## Raw data
....................

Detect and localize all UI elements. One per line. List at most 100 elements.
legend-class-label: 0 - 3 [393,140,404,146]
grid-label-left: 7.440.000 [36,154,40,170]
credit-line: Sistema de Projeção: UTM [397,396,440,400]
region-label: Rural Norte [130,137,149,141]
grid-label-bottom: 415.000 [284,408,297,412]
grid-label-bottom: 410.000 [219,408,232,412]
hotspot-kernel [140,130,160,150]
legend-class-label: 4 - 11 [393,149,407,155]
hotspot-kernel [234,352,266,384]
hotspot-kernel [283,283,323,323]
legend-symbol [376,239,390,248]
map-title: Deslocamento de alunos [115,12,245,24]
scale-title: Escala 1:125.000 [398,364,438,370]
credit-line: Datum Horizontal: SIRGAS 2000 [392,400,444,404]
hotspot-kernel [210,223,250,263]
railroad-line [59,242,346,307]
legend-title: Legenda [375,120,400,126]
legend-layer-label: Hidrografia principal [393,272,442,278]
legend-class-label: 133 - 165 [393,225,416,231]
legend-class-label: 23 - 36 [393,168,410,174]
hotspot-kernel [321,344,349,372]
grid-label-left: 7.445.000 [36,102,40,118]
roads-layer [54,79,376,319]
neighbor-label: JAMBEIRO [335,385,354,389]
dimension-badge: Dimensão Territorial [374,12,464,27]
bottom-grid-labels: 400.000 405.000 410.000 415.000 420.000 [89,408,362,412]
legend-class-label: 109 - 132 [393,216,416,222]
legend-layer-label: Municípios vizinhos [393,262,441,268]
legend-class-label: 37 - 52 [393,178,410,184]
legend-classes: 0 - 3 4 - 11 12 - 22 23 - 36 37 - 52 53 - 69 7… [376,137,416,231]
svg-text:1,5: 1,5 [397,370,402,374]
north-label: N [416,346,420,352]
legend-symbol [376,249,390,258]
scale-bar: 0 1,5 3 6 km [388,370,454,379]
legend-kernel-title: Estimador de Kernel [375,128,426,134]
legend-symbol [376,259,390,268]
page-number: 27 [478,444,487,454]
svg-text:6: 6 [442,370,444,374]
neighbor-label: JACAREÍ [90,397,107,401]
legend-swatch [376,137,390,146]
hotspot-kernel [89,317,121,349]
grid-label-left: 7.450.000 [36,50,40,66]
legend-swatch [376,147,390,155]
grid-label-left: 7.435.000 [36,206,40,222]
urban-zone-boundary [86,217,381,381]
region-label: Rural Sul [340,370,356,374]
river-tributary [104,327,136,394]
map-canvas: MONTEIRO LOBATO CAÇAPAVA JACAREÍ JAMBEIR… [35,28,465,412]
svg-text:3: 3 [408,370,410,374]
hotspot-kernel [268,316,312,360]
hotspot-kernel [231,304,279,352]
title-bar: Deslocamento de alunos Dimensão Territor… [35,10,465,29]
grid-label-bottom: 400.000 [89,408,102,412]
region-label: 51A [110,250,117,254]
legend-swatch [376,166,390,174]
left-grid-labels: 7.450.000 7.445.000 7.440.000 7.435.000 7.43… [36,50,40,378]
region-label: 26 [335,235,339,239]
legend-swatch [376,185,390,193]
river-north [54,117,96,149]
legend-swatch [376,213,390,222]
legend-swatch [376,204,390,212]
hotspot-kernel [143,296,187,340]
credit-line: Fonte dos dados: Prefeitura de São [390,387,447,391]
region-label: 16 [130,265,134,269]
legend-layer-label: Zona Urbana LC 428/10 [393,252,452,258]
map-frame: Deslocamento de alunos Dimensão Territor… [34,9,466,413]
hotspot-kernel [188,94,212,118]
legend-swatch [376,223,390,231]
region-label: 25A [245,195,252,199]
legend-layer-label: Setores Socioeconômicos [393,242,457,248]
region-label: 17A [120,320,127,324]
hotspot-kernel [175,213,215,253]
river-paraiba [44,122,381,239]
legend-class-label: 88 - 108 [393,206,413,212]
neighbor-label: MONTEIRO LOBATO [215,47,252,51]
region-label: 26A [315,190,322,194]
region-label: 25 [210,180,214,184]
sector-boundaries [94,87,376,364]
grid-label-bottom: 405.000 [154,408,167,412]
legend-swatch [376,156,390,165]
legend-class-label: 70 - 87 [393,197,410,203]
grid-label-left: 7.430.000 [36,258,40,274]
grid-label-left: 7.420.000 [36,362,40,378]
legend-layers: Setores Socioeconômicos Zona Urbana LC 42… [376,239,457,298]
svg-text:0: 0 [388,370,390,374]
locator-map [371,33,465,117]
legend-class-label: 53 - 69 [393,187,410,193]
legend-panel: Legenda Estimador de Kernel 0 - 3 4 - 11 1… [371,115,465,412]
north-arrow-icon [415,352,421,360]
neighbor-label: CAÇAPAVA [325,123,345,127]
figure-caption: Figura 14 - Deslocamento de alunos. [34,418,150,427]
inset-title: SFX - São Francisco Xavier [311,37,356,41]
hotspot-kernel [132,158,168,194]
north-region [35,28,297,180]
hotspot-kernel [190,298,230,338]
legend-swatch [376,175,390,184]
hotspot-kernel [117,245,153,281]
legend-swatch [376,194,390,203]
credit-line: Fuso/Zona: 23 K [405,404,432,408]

....................

## What to work on
Please convert all the rows above into a Markdown table with the columns No. and Text, giving each non-blank line with its row number and leaving out blank lines.

## Exercise response
| No. | Text |
|---|---|
| 1 | Detect and localize all UI elements. One per line. List at most 100 elements. |
| 2 | legend-class-label: 0 - 3 [393,140,404,146] |
| 3 | grid-label-left: 7.440.000 [36,154,40,170] |
| 4 | credit-line: Sistema de Projeção: UTM [397,396,440,400] |
| 5 | region-label: Rural Norte [130,137,149,141] |
| 6 | grid-label-bottom: 415.000 [284,408,297,412] |
| 7 | grid-label-bottom: 410.000 [219,408,232,412] |
| 8 | hotspot-kernel [140,130,160,150] |
| 9 | legend-class-label: 4 - 11 [393,149,407,155] |
| 10 | hotspot-kernel [234,352,266,384] |
| 11 | hotspot-kernel [283,283,323,323] |
| 12 | legend-symbol [376,239,390,248] |
| 13 | map-title: Deslocamento de alunos [115,12,245,24] |
| 14 | scale-title: Escala 1:125.000 [398,364,438,370] |
| 15 | credit-line: Datum Horizontal: SIRGAS 2000 [392,400,444,404] |
| 16 | hotspot-kernel [210,223,250,263] |
| 17 | railroad-line [59,242,346,307] |
| 18 | legend-title: Legenda [375,120,400,126] |
| 19 | legend-layer-label: Hidrografia principal [393,272,442,278] |
| 20 | legend-class-label: 133 - 165 [393,225,416,231] |
| 21 | legend-class-label: 23 - 36 [393,168,410,174] |
| 22 | hotspot-kernel [321,344,349,372] |
| 23 | grid-label-left: 7.445.000 [36,102,40,118] |
| 24 | roads-layer [54,79,376,319] |
| 25 | neighbor-label: JAMBEIRO [335,385,354,389] |
| 26 | dimension-badge: Dimensão Territorial [374,12,464,27] |
| 27 | bottom-grid-labels: 400.000 405.000 410.000 415.000 420.000 [89,408,362,412] |
| 28 | legend-class-label: 109 - 132 [393,216,416,222] |
| 29 | legend-layer-label: Municípios vizinhos [393,262,441,268] |
| 30 | legend-class-label: 37 - 52 [393,178,410,184] |
| 31 | legend-classes: 0 - 3 4 - 11 12 - 22 23 - 36 37 - 52 53 - 69 7… [376,137,416,231] |
| 32 | svg-text:1,5: 1,5 [397,370,402,374] |
| 33 | north-label: N [416,346,420,352] |
| 34 | legend-symbol [376,249,390,258] |
| 35 | scale-bar: 0 1,5 3 6 km [388,370,454,379] |
| 36 | legend-kernel-title: Estimador de Kernel [375,128,426,134] |
| 37 | legend-symbol [376,259,390,268] |
| 38 | page-number: 27 [478,444,487,454] |
| 39 | svg-text:6: 6 [442,370,444,374] |
| 40 | neighbor-label: JACAREÍ [90,397,107,401] |
| 41 | legend-swatch [376,137,390,146] |
| 42 | hotspot-kernel [89,317,121,349] |
| 43 | grid-label-left: 7.450.000 [36,50,40,66] |
| 44 | legend-swatch [376,147,390,155] |
| 45 | grid-label-left: 7.435.000 [36,206,40,222] |
| 46 | urban-zone-boundary [86,217,381,381] |
| 47 | region-label: Rural Sul [340,370,356,374] |
| 48 | river-tributary [104,327,136,394] |
| 49 | map-canvas: MONTEIRO LOBATO CAÇAPAVA JACAREÍ JAMBEIR… [35,28,465,412] |
| 50 | svg-text:3: 3 [408,370,410,374] |
| 51 | hotspot-kernel [268,316,312,360] |
| 52 | hotspot-kernel [231,304,279,352] |
| 53 | title-bar: Deslocamento de alunos Dimensão Territor… [35,10,465,29] |
| 54 | grid-label-bottom: 400.000 [89,408,102,412] |
| 55 | region-label: 51A [110,250,117,254] |
| 56 | legend-swatch [376,166,390,174] |
| 57 | left-grid-labels: 7.450.000 7.445.000 7.440.000 7.435.000 7.43… [36,50,40,378] |
| 58 | region-label: 26 [335,235,339,239] |
| 59 | legend-swatch [376,185,390,193] |
| 60 | river-north [54,117,96,149] |
| 61 | legend-swatch [376,213,390,222] |
| 62 | legend-swatch [376,204,390,212] |
| 63 | hotspot-kernel [143,296,187,340] |
| 64 | credit-line: Fonte dos dados: Prefeitura de São [390,387,447,391] |
| 65 | region-label: 16 [130,265,134,269] |
| 66 | legend-layer-label: Zona Urbana LC 428/10 [393,252,452,258] |
| 67 | map-frame: Deslocamento de alunos Dimensão Territor… [34,9,466,413] |
| 68 | hotspot-kernel [188,94,212,118] |
| 69 | legend-swatch [376,223,390,231] |
| 70 | region-label: 25A [245,195,252,199] |
| 71 | legend-layer-label: Setores Socioeconômicos [393,242,457,248] |
| 72 | region-label: 17A [120,320,127,324] |
| 73 | hotspot-kernel [175,213,215,253] |
| 74 | river-paraiba [44,122,381,239] |
| 75 | legend-class-label: 88 - 108 [393,206,413,212] |
| 76 | neighbor-label: MONTEIRO LOBATO [215,47,252,51] |
| 77 | region-label: 26A [315,190,322,194] |
| 78 | region-label: 25 [210,180,214,184] |
| 79 | sector-boundaries [94,87,376,364] |
| 80 | grid-label-bottom: 405.000 [154,408,167,412] |
| 81 | legend-swatch [376,156,390,165] |
| 82 | legend-class-label: 70 - 87 [393,197,410,203] |
| 83 | grid-label-left: 7.430.000 [36,258,40,274] |
| 84 | grid-label-left: 7.420.000 [36,362,40,378] |
| 85 | legend-layers: Setores Socioeconômicos Zona Urbana LC 42… [376,239,457,298] |
| 86 | svg-text:0: 0 [388,370,390,374] |
| 87 | locator-map [371,33,465,117] |
| 88 | legend-class-label: 53 - 69 [393,187,410,193] |
| 89 | legend-panel: Legenda Estimador de Kernel 0 - 3 4 - 11 1… [371,115,465,412] |
| 90 | north-arrow-icon [415,352,421,360] |
| 91 | neighbor-label: CAÇAPAVA [325,123,345,127] |
| 92 | figure-caption: Figura 14 - Deslocamento de alunos. [34,418,150,427] |
| 93 | inset-title: SFX - São Francisco Xavier [311,37,356,41] |
| 94 | hotspot-kernel [132,158,168,194] |
| 95 | north-region [35,28,297,180] |
| 96 | hotspot-kernel [190,298,230,338] |
| 97 | legend-swatch [376,175,390,184] |
| 98 | hotspot-kernel [117,245,153,281] |
| 99 | legend-swatch [376,194,390,203] |
| 100 | credit-line: Fuso/Zona: 23 K [405,404,432,408] |